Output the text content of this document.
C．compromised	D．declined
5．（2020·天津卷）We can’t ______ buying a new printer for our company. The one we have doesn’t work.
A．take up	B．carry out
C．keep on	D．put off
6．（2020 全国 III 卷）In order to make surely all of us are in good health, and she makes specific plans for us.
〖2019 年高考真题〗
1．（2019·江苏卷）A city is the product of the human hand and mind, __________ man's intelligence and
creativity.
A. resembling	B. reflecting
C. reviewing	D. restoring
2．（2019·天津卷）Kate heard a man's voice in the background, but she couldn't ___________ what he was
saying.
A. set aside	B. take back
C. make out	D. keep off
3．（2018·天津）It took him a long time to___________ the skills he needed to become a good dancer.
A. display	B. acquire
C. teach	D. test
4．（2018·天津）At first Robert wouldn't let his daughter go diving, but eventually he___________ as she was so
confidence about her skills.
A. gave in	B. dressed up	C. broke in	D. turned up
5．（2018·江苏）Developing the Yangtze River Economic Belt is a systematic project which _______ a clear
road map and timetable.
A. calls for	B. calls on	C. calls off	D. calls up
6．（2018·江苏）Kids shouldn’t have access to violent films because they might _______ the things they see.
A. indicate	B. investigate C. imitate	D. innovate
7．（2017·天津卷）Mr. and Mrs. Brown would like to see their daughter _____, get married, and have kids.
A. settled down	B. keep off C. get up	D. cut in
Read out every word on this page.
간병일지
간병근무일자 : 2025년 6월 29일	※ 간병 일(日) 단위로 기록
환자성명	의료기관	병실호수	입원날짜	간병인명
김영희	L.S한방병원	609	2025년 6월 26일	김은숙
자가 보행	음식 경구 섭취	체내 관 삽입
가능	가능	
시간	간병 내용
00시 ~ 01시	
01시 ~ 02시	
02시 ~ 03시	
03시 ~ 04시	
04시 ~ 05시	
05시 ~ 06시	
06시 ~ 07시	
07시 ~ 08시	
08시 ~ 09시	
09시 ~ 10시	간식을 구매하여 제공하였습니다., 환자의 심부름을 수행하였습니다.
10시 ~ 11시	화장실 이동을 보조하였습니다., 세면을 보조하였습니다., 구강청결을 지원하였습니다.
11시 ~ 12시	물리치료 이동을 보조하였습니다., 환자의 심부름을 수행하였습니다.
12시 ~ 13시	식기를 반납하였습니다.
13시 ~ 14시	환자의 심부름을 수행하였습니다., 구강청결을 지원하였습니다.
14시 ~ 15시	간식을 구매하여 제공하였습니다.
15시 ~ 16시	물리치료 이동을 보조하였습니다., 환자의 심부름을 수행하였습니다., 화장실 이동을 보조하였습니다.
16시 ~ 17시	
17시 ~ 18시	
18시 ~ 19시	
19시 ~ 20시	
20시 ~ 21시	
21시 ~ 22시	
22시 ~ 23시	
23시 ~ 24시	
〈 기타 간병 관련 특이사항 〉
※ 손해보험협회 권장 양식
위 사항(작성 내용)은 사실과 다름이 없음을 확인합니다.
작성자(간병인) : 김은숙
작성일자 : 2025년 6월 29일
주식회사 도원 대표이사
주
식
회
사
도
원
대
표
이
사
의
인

= INSTRUCTION =
Repeat only the stretch of lines starting at the one containing "Read out every word on this page." and running to the final line of the entries above.

= THE COMPLETED TASK =
Read out every word on this page.
간병일지
간병근무일자 : 2025년 6월 29일	※ 간병 일(日) 단위로 기록
환자성명	의료기관	병실호수	입원날짜	간병인명
김영희	L.S한방병원	609	2025년 6월 26일	김은숙
자가 보행	음식 경구 섭취	체내 관 삽입
가능	가능	
시간	간병 내용
00시 ~ 01시	
01시 ~ 02시	
02시 ~ 03시	
03시 ~ 04시	
04시 ~ 05시	
05시 ~ 06시	
06시 ~ 07시	
07시 ~ 08시	
08시 ~ 09시	
09시 ~ 10시	간식을 구매하여 제공하였습니다., 환자의 심부름을 수행하였습니다.
10시 ~ 11시	화장실 이동을 보조하였습니다., 세면을 보조하였습니다., 구강청결을 지원하였습니다.
11시 ~ 12시	물리치료 이동을 보조하였습니다., 환자의 심부름을 수행하였습니다.
12시 ~ 13시	식기를 반납하였습니다.
13시 ~ 14시	환자의 심부름을 수행하였습니다., 구강청결을 지원하였습니다.
14시 ~ 15시	간식을 구매하여 제공하였습니다.
15시 ~ 16시	물리치료 이동을 보조하였습니다., 환자의 심부름을 수행하였습니다., 화장실 이동을 보조하였습니다.
16시 ~ 17시	
17시 ~ 18시	
18시 ~ 19시	
19시 ~ 20시	
20시 ~ 21시	
21시 ~ 22시	
22시 ~ 23시	
23시 ~ 24시	
〈 기타 간병 관련 특이사항 〉
※ 손해보험협회 권장 양식
위 사항(작성 내용)은 사실과 다름이 없음을 확인합니다.
작성자(간병인) : 김은숙
작성일자 : 2025년 6월 29일
주식회사 도원 대표이사
주
식
회
사
도
원
대
표
이
사
의
인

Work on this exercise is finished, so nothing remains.